→ **EXERCISE AIM**:
Copy out each line exactly; pictures stay out of the copy.
========================================
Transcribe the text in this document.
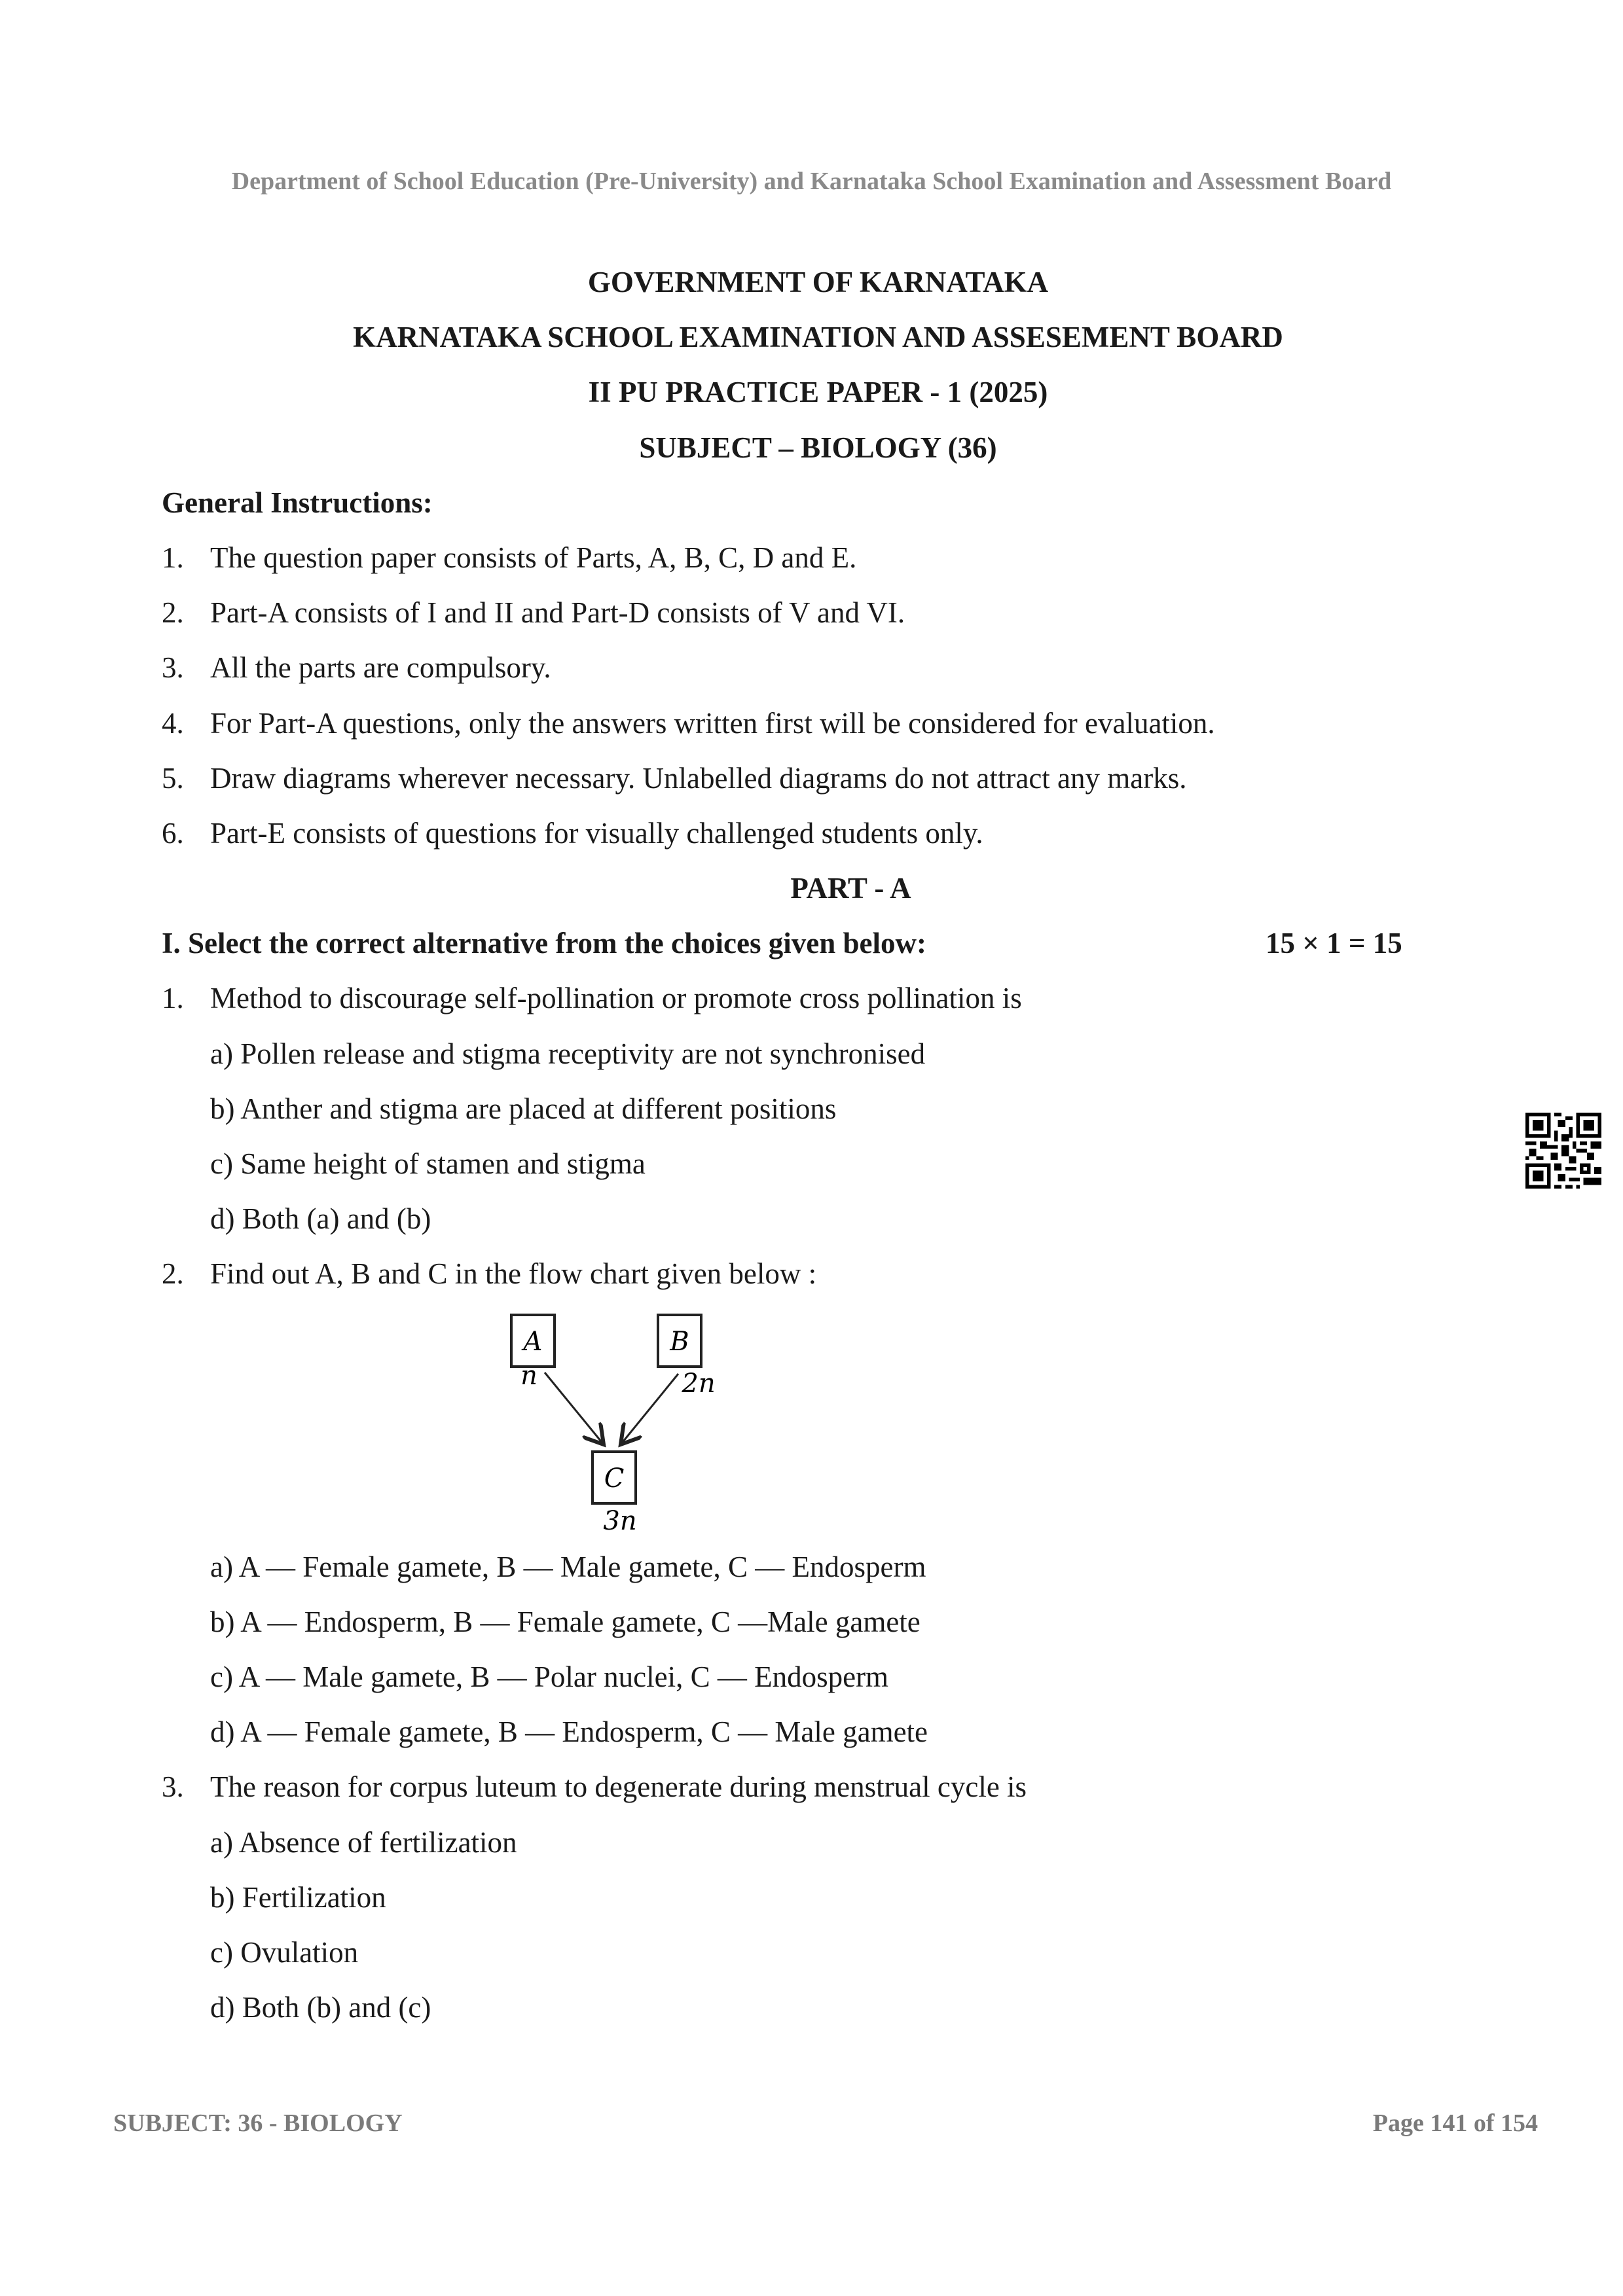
Department of School Education (Pre-University) and Karnataka School Examination and Assessment Board
GOVERNMENT OF KARNATAKA
KARNATAKA SCHOOL EXAMINATION AND ASSESEMENT BOARD
II PU PRACTICE PAPER - 1 (2025)
SUBJECT – BIOLOGY (36)
General Instructions:
1. The question paper consists of Parts, A, B, C, D and E.
2. Part-A consists of I and II and Part-D consists of V and VI.
3. All the parts are compulsory.
4. For Part-A questions, only the answers written first will be considered for evaluation.
5. Draw diagrams wherever necessary. Unlabelled diagrams do not attract any marks.
6. Part-E consists of questions for visually challenged students only.
PART - A
I. Select the correct alternative from the choices given below:	15 × 1 = 15
1. Method to discourage self-pollination or promote cross pollination is
a) Pollen release and stigma receptivity are not synchronised
b) Anther and stigma are placed at different positions
c) Same height of stamen and stigma
d) Both (a) and (b)
2. Find out A, B and C in the flow chart given below :
A	B
C
n	2n
3n
a) A — Female gamete, B — Male gamete, C — Endosperm
b) A — Endosperm, B — Female gamete, C —Male gamete
c) A — Male gamete, B — Polar nuclei, C — Endosperm
d) A — Female gamete, B — Endosperm, C — Male gamete
3. The reason for corpus luteum to degenerate during menstrual cycle is
a) Absence of fertilization
b) Fertilization
c) Ovulation
d) Both (b) and (c)
SUBJECT: 36 - BIOLOGY	Page 141 of 154
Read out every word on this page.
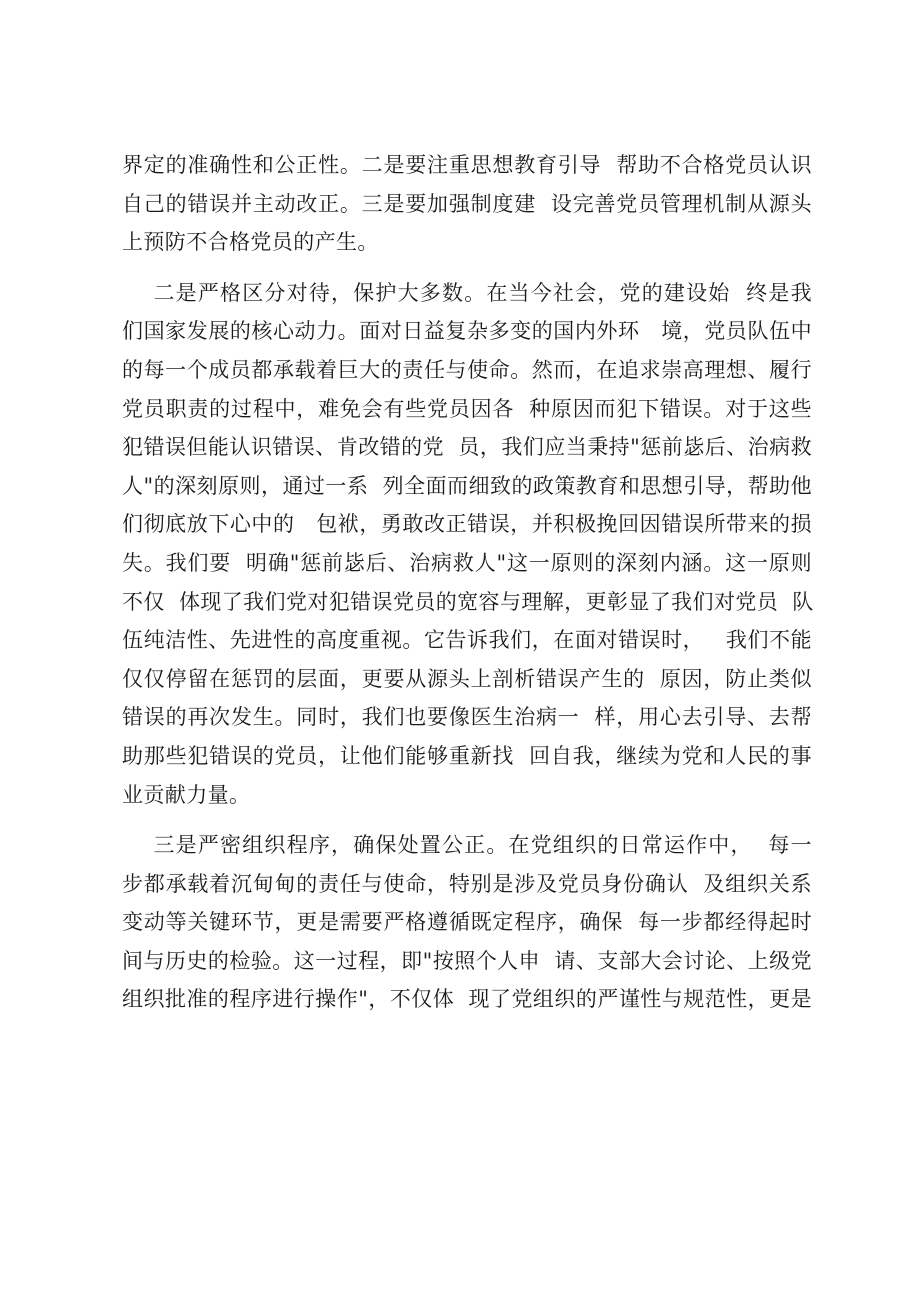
界定的准确性和公正性。二是要注重思想教育引导  帮助不合格党员认识
自己的错误并主动改正。三是要加强制度建  设完善党员管理机制从源头
上预防不合格党员的产生。
二是严格区分对待，保护大多数。在当今社会，党的建设始  终是我
们国家发展的核心动力。面对日益复杂多变的国内外环   境，党员队伍中
的每一个成员都承载着巨大的责任与使命。然而，在追求崇高理想、履行
党员职责的过程中，难免会有些党员因各  种原因而犯下错误。对于这些
犯错误但能认识错误、肯改错的党  员，我们应当秉持"惩前毖后、治病救
人"的深刻原则，通过一系  列全面而细致的政策教育和思想引导，帮助他
们彻底放下心中的   包袱，勇敢改正错误，并积极挽回因错误所带来的损
失。我们要  明确"惩前毖后、治病救人"这一原则的深刻内涵。这一原则
不仅  体现了我们党对犯错误党员的宽容与理解，更彰显了我们对党员  队
伍纯洁性、先进性的高度重视。它告诉我们，在面对错误时，   我们不能
仅仅停留在惩罚的层面，更要从源头上剖析错误产生的  原因，防止类似
错误的再次发生。同时，我们也要像医生治病一  样，用心去引导、去帮
助那些犯错误的党员，让他们能够重新找  回自我，继续为党和人民的事
业贡献力量。
三是严密组织程序，确保处置公正。在党组织的日常运作中，  每一
步都承载着沉甸甸的责任与使命，特别是涉及党员身份确认  及组织关系
变动等关键环节，更是需要严格遵循既定程序，确保  每一步都经得起时
间与历史的检验。这一过程，即"按照个人申  请、支部大会讨论、上级党
组织批准的程序进行操作"，不仅体  现了党组织的严谨性与规范性，更是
========================================
→ **FINISHED ANSWER**:
Transcribe the text in this document.
Department of School Education (Pre-University) and Karnataka School Examination and Assessment Board
GOVERNMENT OF KARNATAKA
KARNATAKA SCHOOL EXAMINATION AND ASSESEMENT BOARD
II PU PRACTICE PAPER - 1 (2025)
SUBJECT – BIOLOGY (36)
General Instructions:
1. The question paper consists of Parts, A, B, C, D and E.
2. Part-A consists of I and II and Part-D consists of V and VI.
3. All the parts are compulsory.
4. For Part-A questions, only the answers written first will be considered for evaluation.
5. Draw diagrams wherever necessary. Unlabelled diagrams do not attract any marks.
6. Part-E consists of questions for visually challenged students only.
PART - A
I. Select the correct alternative from the choices given below:	15 × 1 = 15
1. Method to discourage self-pollination or promote cross pollination is
a) Pollen release and stigma receptivity are not synchronised
b) Anther and stigma are placed at different positions
c) Same height of stamen and stigma
d) Both (a) and (b)
2. Find out A, B and C in the flow chart given below :
A	B
C
n	2n
3n
a) A — Female gamete, B — Male gamete, C — Endosperm
b) A — Endosperm, B — Female gamete, C —Male gamete
c) A — Male gamete, B — Polar nuclei, C — Endosperm
d) A — Female gamete, B — Endosperm, C — Male gamete
3. The reason for corpus luteum to degenerate during menstrual cycle is
a) Absence of fertilization
b) Fertilization
c) Ovulation
d) Both (b) and (c)
SUBJECT: 36 - BIOLOGY	Page 141 of 154
Read out every word on this page.
界定的准确性和公正性。二是要注重思想教育引导  帮助不合格党员认识
自己的错误并主动改正。三是要加强制度建  设完善党员管理机制从源头
上预防不合格党员的产生。
二是严格区分对待，保护大多数。在当今社会，党的建设始  终是我
们国家发展的核心动力。面对日益复杂多变的国内外环   境，党员队伍中
的每一个成员都承载着巨大的责任与使命。然而，在追求崇高理想、履行
党员职责的过程中，难免会有些党员因各  种原因而犯下错误。对于这些
犯错误但能认识错误、肯改错的党  员，我们应当秉持"惩前毖后、治病救
人"的深刻原则，通过一系  列全面而细致的政策教育和思想引导，帮助他
们彻底放下心中的   包袱，勇敢改正错误，并积极挽回因错误所带来的损
失。我们要  明确"惩前毖后、治病救人"这一原则的深刻内涵。这一原则
不仅  体现了我们党对犯错误党员的宽容与理解，更彰显了我们对党员  队
伍纯洁性、先进性的高度重视。它告诉我们，在面对错误时，   我们不能
仅仅停留在惩罚的层面，更要从源头上剖析错误产生的  原因，防止类似
错误的再次发生。同时，我们也要像医生治病一  样，用心去引导、去帮
助那些犯错误的党员，让他们能够重新找  回自我，继续为党和人民的事
业贡献力量。
三是严密组织程序，确保处置公正。在党组织的日常运作中，  每一
步都承载着沉甸甸的责任与使命，特别是涉及党员身份确认  及组织关系
变动等关键环节，更是需要严格遵循既定程序，确保  每一步都经得起时
间与历史的检验。这一过程，即"按照个人申  请、支部大会讨论、上级党
组织批准的程序进行操作"，不仅体  现了党组织的严谨性与规范性，更是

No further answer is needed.